§ **Task to carry out**
Output, please, every line from the line that holds "Transcribe this image's" to the end, exactly as written.
Start Given data
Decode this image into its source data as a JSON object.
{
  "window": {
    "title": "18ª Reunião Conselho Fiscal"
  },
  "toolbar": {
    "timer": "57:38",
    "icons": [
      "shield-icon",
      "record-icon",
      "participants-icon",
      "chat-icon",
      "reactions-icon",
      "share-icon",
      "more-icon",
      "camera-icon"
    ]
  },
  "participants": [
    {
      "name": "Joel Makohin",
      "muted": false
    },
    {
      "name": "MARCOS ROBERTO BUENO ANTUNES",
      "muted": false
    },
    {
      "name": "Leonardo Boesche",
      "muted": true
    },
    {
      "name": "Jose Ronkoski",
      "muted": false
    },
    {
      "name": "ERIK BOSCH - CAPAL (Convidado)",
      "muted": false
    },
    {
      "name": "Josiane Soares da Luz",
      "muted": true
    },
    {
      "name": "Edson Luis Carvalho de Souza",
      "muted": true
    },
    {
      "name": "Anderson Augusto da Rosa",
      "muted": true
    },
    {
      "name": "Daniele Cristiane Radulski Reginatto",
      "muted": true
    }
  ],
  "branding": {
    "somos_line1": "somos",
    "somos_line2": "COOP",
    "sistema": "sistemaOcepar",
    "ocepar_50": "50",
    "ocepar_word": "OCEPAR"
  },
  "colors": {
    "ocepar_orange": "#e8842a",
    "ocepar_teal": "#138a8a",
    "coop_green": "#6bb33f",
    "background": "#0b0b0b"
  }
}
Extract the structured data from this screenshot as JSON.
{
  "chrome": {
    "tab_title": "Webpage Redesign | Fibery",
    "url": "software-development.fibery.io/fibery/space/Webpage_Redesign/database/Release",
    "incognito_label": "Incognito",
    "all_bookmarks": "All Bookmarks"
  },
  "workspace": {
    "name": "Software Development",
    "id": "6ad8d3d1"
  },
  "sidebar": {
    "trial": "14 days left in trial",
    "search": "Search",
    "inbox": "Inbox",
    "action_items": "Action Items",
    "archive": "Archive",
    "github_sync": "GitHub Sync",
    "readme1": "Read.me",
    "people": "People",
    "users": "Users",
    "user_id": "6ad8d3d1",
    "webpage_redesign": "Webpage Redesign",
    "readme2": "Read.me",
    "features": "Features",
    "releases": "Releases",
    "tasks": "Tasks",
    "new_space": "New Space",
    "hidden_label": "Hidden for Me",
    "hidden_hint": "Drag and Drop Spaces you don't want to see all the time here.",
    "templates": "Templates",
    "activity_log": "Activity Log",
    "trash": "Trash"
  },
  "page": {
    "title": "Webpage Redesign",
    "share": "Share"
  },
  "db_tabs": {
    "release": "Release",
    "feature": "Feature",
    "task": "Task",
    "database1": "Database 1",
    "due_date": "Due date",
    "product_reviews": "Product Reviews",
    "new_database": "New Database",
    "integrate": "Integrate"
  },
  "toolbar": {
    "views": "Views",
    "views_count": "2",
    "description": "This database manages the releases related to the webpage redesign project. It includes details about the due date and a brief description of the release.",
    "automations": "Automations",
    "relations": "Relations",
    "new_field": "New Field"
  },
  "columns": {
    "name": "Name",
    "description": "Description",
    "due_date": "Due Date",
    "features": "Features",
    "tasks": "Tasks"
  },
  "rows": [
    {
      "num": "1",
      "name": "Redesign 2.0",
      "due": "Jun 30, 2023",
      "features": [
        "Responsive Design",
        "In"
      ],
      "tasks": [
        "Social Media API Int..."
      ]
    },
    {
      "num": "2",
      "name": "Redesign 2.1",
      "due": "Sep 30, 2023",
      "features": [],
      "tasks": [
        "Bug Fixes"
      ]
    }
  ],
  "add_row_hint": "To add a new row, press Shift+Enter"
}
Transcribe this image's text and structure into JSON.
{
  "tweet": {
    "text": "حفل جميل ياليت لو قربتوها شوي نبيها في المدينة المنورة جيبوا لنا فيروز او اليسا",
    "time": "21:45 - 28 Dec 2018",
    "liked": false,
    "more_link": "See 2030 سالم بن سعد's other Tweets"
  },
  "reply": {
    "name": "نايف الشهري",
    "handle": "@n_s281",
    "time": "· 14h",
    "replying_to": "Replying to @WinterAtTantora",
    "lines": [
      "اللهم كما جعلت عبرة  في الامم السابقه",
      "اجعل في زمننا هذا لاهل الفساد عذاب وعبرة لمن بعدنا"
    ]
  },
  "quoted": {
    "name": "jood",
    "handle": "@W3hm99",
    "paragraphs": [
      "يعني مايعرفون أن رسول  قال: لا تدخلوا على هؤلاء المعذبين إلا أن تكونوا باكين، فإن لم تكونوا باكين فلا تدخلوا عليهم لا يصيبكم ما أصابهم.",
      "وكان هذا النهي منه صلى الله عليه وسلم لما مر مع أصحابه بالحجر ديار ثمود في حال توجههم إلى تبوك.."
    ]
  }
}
End Given data
§ **Finished answer**
Transcribe this image's text and structure into JSON.
{
  "tweet": {
    "text": "حفل جميل ياليت لو قربتوها شوي نبيها في المدينة المنورة جيبوا لنا فيروز او اليسا",
    "time": "21:45 - 28 Dec 2018",
    "liked": false,
    "more_link": "See 2030 سالم بن سعد's other Tweets"
  },
  "reply": {
    "name": "نايف الشهري",
    "handle": "@n_s281",
    "time": "· 14h",
    "replying_to": "Replying to @WinterAtTantora",
    "lines": [
      "اللهم كما جعلت عبرة  في الامم السابقه",
      "اجعل في زمننا هذا لاهل الفساد عذاب وعبرة لمن بعدنا"
    ]
  },
  "quoted": {
    "name": "jood",
    "handle": "@W3hm99",
    "paragraphs": [
      "يعني مايعرفون أن رسول  قال: لا تدخلوا على هؤلاء المعذبين إلا أن تكونوا باكين، فإن لم تكونوا باكين فلا تدخلوا عليهم لا يصيبكم ما أصابهم.",
      "وكان هذا النهي منه صلى الله عليه وسلم لما مر مع أصحابه بالحجر ديار ثمود في حال توجههم إلى تبوك.."
    ]
  }
}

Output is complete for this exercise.